Passage cité
'''

Après plus de trois ans d’un arrêt brutal causé par la guerre, l’espoir renaît pour le mégaprojet de Gaz Naturel Liquéfié (GNL) au Mozambique. Mais cette résurrection a un prix. Selon des informations révélées par Reuters, le gouvernement de Maputo aurait conclu un nouvel accord avec TotalEnergies, en acceptant des conditions bien plus favorables pour convaincre le géant français de relancer son chantier à 20 milliards de dollars.
Des Concessions Majeures pour Rassurer l’Investisseur
Stoppé en avril 2021 suite à une attaque jihadiste majeure près du site d’Afungi, dans la province de Cabo Delgado, le projet Mozambique LNG est la pierre angulaire de l’avenir économique du pays. Pour le faire redémarrer, le gouvernement mozambicain a dû mettre sur la table des garanties que TotalEnergies ne pouvait refuser. Au cœur du nouvel accord se trouve une concession de taille : l’État mozambicain aurait accepté de prendre en charge une part plus importante des coûts liés à la sécurité du projet.

'''

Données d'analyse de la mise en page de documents
'''

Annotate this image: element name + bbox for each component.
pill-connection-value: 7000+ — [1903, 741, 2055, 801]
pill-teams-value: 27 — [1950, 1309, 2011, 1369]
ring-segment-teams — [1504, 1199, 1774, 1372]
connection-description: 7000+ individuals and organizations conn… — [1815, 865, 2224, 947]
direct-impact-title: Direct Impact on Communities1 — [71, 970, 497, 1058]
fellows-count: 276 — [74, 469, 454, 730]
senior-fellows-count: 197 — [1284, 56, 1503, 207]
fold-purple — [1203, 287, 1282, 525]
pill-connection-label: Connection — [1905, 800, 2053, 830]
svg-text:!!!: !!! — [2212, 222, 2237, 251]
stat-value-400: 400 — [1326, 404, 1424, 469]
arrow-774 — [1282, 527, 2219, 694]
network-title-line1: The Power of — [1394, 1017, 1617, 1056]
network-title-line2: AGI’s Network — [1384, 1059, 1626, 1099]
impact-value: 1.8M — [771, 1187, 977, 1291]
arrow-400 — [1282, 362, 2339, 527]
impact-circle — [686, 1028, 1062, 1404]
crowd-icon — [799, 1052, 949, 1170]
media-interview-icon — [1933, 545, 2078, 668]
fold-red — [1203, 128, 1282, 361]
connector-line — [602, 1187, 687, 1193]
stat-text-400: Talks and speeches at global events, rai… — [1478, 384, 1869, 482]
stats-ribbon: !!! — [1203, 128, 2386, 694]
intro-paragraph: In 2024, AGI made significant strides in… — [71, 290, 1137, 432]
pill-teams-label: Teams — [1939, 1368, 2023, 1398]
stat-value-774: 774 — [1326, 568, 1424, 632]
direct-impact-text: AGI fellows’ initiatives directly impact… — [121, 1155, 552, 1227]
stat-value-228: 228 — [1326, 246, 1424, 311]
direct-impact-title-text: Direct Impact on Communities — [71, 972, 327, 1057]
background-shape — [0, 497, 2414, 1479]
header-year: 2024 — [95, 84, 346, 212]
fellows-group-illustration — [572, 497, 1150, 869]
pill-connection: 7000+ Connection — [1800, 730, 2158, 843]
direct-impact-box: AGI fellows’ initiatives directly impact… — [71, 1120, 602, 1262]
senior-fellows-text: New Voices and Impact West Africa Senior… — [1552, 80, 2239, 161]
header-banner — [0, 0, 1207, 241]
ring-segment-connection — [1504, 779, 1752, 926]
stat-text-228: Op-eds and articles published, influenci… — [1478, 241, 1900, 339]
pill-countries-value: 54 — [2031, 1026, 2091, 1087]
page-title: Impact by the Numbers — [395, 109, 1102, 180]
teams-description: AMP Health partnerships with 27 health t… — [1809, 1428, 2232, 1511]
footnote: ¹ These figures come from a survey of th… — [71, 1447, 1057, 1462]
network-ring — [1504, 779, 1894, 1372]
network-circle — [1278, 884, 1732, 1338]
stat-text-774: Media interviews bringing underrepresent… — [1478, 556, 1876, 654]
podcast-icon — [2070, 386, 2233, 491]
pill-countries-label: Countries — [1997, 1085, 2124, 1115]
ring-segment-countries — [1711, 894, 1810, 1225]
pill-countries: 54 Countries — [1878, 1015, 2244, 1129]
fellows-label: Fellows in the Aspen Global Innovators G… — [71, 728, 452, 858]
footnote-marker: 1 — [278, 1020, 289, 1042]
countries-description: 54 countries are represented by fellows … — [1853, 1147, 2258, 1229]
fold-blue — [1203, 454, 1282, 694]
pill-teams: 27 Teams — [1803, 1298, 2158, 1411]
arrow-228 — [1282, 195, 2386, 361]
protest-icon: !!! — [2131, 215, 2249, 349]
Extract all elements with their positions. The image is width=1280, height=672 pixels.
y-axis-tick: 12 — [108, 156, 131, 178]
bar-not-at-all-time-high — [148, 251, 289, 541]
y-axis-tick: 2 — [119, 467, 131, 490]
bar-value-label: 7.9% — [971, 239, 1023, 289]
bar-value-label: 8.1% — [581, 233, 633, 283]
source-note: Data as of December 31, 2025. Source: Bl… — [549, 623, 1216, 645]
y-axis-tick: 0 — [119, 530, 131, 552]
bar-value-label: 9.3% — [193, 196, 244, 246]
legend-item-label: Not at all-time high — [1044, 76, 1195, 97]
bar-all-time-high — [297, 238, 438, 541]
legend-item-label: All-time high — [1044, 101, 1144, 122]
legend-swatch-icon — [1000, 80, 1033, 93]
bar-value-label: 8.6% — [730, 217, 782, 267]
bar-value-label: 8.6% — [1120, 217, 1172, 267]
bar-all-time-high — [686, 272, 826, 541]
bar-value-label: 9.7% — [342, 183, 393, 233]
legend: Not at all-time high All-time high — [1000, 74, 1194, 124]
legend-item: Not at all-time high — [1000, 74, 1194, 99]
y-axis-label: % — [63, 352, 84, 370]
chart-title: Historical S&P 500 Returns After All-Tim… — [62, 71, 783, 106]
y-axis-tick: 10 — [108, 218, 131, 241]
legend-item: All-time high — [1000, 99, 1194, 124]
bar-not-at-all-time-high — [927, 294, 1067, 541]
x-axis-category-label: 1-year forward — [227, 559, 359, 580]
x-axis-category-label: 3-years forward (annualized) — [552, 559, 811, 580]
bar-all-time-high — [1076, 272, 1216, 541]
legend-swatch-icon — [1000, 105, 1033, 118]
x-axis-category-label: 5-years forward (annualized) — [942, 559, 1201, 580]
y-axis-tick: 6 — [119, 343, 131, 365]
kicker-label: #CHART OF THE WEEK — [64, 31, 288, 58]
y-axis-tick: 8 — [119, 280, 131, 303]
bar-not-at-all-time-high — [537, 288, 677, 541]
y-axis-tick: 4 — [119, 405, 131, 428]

'''

Consigne
Recopiez intégralement le texte sur la relance du projet de GNL au Mozambique, sans y changer un seul mot. Ces enregistrements n'ont aucun lien avec le texte.

Réponse
Après plus de trois ans d’un arrêt brutal causé par la guerre, l’espoir renaît pour le mégaprojet de Gaz Naturel Liquéfié (GNL) au Mozambique. Mais cette résurrection a un prix. Selon des informations révélées par Reuters, le gouvernement de Maputo aurait conclu un nouvel accord avec TotalEnergies, en acceptant des conditions bien plus favorables pour convaincre le géant français de relancer son chantier à 20 milliards de dollars.
Des Concessions Majeures pour Rassurer l’Investisseur
Stoppé en avril 2021 suite à une attaque jihadiste majeure près du site d’Afungi, dans la province de Cabo Delgado, le projet Mozambique LNG est la pierre angulaire de l’avenir économique du pays. Pour le faire redémarrer, le gouvernement mozambicain a dû mettre sur la table des garanties que TotalEnergies ne pouvait refuser. Au cœur du nouvel accord se trouve une concession de taille : l’État mozambicain aurait accepté de prendre en charge une part plus importante des coûts liés à la sécurité du projet.